▶ **Material presentado**:
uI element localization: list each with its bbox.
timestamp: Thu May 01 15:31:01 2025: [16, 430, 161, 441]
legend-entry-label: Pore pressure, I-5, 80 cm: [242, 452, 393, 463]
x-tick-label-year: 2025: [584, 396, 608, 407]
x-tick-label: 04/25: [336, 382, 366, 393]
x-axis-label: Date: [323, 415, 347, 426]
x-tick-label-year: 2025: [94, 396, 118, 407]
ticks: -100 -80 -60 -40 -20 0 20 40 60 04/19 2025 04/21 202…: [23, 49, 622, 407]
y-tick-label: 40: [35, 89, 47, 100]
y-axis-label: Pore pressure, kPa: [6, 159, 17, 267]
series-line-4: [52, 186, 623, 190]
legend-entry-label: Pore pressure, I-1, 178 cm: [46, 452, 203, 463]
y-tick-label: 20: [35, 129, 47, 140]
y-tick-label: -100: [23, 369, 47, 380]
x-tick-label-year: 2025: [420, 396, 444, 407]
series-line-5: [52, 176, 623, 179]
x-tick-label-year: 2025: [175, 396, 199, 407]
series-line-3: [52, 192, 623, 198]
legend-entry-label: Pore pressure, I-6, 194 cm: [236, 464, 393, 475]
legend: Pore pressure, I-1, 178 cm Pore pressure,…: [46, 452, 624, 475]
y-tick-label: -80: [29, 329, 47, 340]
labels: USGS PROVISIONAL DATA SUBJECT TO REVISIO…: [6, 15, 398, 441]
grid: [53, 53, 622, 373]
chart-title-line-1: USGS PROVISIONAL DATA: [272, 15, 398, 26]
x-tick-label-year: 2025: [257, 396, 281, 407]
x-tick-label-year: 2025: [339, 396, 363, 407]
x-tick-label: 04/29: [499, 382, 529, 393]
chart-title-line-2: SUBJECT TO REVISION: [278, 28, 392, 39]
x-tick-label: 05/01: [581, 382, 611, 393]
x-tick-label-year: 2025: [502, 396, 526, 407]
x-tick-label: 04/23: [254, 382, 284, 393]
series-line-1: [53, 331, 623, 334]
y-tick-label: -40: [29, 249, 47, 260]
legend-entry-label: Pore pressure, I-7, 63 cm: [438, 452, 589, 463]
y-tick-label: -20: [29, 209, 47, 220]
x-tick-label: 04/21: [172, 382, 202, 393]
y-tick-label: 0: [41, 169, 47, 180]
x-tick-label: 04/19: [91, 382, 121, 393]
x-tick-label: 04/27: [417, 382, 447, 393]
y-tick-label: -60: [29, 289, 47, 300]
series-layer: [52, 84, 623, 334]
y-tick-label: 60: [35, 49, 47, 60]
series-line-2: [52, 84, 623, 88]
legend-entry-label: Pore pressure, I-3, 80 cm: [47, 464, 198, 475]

▶ **Ejercicio planteado**:
Reproduzca todas las líneas del material anterior y sustituya "Pore pressure" por "Presión de poro" en cada aparición, sin modificar nada más.

▶ **Resultado final**:
uI element localization: list each with its bbox.
timestamp: Thu May 01 15:31:01 2025: [16, 430, 161, 441]
legend-entry-label: Presión de poro, I-5, 80 cm: [242, 452, 393, 463]
x-tick-label-year: 2025: [584, 396, 608, 407]
x-tick-label: 04/25: [336, 382, 366, 393]
x-axis-label: Date: [323, 415, 347, 426]
x-tick-label-year: 2025: [94, 396, 118, 407]
ticks: -100 -80 -60 -40 -20 0 20 40 60 04/19 2025 04/21 202…: [23, 49, 622, 407]
y-tick-label: 40: [35, 89, 47, 100]
y-axis-label: Presión de poro, kPa: [6, 159, 17, 267]
series-line-4: [52, 186, 623, 190]
legend-entry-label: Presión de poro, I-1, 178 cm: [46, 452, 203, 463]
y-tick-label: 20: [35, 129, 47, 140]
y-tick-label: -100: [23, 369, 47, 380]
x-tick-label-year: 2025: [420, 396, 444, 407]
series-line-5: [52, 176, 623, 179]
x-tick-label-year: 2025: [175, 396, 199, 407]
series-line-3: [52, 192, 623, 198]
legend-entry-label: Presión de poro, I-6, 194 cm: [236, 464, 393, 475]
legend: Presión de poro, I-1, 178 cm Presión de poro,…: [46, 452, 624, 475]
y-tick-label: -80: [29, 329, 47, 340]
labels: USGS PROVISIONAL DATA SUBJECT TO REVISIO…: [6, 15, 398, 441]
grid: [53, 53, 622, 373]
chart-title-line-1: USGS PROVISIONAL DATA: [272, 15, 398, 26]
x-tick-label-year: 2025: [257, 396, 281, 407]
x-tick-label-year: 2025: [339, 396, 363, 407]
x-tick-label: 04/29: [499, 382, 529, 393]
chart-title-line-2: SUBJECT TO REVISION: [278, 28, 392, 39]
x-tick-label: 05/01: [581, 382, 611, 393]
x-tick-label-year: 2025: [502, 396, 526, 407]
x-tick-label: 04/23: [254, 382, 284, 393]
series-line-1: [53, 331, 623, 334]
y-tick-label: -40: [29, 249, 47, 260]
legend-entry-label: Presión de poro, I-7, 63 cm: [438, 452, 589, 463]
y-tick-label: -20: [29, 209, 47, 220]
x-tick-label: 04/21: [172, 382, 202, 393]
y-tick-label: 0: [41, 169, 47, 180]
x-tick-label: 04/19: [91, 382, 121, 393]
x-tick-label: 04/27: [417, 382, 447, 393]
y-tick-label: -60: [29, 289, 47, 300]
series-layer: [52, 84, 623, 334]
y-tick-label: 60: [35, 49, 47, 60]
series-line-2: [52, 84, 623, 88]
legend-entry-label: Presión de poro, I-3, 80 cm: [47, 464, 198, 475]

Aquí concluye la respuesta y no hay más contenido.